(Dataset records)
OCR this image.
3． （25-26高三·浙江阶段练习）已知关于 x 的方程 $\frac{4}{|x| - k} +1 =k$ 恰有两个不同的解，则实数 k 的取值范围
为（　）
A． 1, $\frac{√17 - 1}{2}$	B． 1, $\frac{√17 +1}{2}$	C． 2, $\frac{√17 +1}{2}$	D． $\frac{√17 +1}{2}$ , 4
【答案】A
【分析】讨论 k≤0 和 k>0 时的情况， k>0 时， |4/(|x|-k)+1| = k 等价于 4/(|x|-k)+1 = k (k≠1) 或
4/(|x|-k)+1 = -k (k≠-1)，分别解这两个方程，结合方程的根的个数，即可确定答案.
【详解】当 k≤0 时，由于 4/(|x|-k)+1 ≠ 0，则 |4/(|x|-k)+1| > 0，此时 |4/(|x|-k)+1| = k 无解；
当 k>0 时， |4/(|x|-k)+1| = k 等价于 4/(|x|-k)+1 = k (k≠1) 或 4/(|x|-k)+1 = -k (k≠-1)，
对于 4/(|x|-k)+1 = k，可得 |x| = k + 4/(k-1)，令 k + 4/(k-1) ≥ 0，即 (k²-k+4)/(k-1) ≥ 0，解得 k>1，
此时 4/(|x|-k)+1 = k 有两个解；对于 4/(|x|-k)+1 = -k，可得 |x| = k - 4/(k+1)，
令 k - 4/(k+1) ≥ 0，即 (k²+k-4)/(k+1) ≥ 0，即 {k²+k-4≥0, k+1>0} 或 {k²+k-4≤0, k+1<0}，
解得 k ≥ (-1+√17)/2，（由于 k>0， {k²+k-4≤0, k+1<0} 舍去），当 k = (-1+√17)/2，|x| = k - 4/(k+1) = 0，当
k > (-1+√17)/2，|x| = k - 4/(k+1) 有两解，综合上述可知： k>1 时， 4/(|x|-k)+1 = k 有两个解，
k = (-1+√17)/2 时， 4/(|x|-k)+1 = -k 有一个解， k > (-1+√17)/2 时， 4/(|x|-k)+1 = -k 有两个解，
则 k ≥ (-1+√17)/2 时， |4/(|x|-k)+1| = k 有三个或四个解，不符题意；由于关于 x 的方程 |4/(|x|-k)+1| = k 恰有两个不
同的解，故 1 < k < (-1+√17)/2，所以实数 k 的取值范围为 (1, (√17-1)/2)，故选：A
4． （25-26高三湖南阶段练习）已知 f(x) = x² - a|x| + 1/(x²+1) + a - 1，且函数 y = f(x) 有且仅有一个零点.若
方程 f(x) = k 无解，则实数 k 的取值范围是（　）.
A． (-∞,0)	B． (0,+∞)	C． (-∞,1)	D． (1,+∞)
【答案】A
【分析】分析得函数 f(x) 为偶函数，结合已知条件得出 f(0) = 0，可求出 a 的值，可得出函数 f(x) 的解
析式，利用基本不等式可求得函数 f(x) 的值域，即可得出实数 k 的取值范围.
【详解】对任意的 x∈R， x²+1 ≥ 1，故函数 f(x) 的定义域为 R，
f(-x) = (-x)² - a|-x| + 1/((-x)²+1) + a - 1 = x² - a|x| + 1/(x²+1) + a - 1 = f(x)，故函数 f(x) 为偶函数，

» **Task to carry out**:
List all lines from the entries that include the word "frac".

» **Final answer**:
3． （25-26高三·浙江阶段练习）已知关于 x 的方程 $\frac{4}{|x| - k} +1 =k$ 恰有两个不同的解，则实数 k 的取值范围
A． 1, $\frac{√17 - 1}{2}$	B． 1, $\frac{√17 +1}{2}$	C． 2, $\frac{√17 +1}{2}$	D． $\frac{√17 +1}{2}$ , 4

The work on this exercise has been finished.